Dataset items

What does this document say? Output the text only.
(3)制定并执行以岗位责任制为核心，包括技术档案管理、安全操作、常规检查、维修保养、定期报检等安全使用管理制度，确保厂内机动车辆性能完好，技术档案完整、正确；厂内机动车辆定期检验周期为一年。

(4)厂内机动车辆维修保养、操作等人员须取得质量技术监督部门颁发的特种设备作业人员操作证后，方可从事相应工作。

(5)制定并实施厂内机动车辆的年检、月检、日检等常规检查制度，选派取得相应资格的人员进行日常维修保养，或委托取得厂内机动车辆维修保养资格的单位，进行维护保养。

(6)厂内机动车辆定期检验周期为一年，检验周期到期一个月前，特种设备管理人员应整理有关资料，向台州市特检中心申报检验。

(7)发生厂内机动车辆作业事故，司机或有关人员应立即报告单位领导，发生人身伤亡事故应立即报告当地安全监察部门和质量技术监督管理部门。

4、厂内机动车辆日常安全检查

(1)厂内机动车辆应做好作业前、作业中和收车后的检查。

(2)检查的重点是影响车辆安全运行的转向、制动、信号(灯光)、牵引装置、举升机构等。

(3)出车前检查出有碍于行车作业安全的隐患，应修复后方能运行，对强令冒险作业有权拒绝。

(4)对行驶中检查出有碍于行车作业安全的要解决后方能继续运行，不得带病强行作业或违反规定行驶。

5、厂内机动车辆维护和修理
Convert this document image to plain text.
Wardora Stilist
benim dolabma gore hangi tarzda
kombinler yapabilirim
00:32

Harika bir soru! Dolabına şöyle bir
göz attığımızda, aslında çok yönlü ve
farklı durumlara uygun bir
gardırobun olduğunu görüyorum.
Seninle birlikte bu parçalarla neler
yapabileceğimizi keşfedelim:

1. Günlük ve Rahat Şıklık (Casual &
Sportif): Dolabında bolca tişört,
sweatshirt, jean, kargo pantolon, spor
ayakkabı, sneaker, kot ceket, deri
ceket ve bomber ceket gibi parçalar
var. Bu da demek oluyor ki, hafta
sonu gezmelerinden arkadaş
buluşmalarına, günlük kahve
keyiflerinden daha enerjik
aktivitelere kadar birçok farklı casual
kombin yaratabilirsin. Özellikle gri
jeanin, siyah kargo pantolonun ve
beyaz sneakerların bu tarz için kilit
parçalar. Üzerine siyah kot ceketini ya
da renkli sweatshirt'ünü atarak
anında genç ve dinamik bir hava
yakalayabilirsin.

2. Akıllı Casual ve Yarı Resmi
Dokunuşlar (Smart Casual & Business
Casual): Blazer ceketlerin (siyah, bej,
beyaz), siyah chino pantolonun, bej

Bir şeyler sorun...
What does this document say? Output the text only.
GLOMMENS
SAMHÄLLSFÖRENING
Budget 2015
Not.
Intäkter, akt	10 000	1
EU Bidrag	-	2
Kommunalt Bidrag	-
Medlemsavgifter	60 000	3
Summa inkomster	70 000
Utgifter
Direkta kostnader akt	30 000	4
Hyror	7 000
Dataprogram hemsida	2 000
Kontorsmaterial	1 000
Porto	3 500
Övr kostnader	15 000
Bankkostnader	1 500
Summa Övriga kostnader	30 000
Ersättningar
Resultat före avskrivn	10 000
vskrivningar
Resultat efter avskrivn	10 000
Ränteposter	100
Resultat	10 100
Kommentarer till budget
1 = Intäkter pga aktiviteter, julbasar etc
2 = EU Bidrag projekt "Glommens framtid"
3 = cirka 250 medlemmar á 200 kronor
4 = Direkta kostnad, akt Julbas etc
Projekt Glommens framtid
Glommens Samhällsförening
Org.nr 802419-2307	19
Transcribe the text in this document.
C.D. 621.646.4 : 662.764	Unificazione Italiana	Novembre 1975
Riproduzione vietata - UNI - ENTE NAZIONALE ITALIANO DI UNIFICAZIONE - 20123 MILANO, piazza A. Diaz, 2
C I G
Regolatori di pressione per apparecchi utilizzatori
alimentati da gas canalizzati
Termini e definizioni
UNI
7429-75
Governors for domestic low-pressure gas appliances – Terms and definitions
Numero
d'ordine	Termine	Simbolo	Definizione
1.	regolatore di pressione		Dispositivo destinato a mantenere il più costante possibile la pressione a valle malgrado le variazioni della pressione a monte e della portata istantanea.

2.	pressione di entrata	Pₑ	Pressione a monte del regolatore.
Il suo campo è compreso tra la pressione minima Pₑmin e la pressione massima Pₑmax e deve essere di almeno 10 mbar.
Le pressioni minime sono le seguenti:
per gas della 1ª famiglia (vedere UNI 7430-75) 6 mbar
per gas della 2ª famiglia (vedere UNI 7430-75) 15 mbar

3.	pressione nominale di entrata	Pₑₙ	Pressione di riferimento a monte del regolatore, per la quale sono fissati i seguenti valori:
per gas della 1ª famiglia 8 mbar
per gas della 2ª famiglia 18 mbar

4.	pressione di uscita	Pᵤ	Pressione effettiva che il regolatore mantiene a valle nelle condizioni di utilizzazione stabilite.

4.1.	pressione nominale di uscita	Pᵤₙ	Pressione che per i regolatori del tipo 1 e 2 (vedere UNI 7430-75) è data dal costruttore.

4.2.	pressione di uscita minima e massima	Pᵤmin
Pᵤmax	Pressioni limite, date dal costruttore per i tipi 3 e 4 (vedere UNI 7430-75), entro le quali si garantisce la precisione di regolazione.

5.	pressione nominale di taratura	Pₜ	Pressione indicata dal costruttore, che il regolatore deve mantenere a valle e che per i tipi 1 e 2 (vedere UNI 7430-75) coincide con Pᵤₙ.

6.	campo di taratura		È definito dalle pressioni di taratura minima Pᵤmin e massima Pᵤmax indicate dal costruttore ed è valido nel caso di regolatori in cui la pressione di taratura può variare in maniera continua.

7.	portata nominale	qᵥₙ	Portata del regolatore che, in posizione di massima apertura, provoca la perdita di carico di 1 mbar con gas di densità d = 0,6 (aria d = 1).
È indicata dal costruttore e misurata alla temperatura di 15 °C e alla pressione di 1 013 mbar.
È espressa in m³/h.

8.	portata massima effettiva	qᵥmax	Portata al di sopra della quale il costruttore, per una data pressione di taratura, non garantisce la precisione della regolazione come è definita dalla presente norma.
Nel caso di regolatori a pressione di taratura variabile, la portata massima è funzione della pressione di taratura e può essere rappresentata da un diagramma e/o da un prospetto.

▸ Work to complete: Respond with the number of lines containing "Summa" and no additional words.

▸ Response to the exercise: 2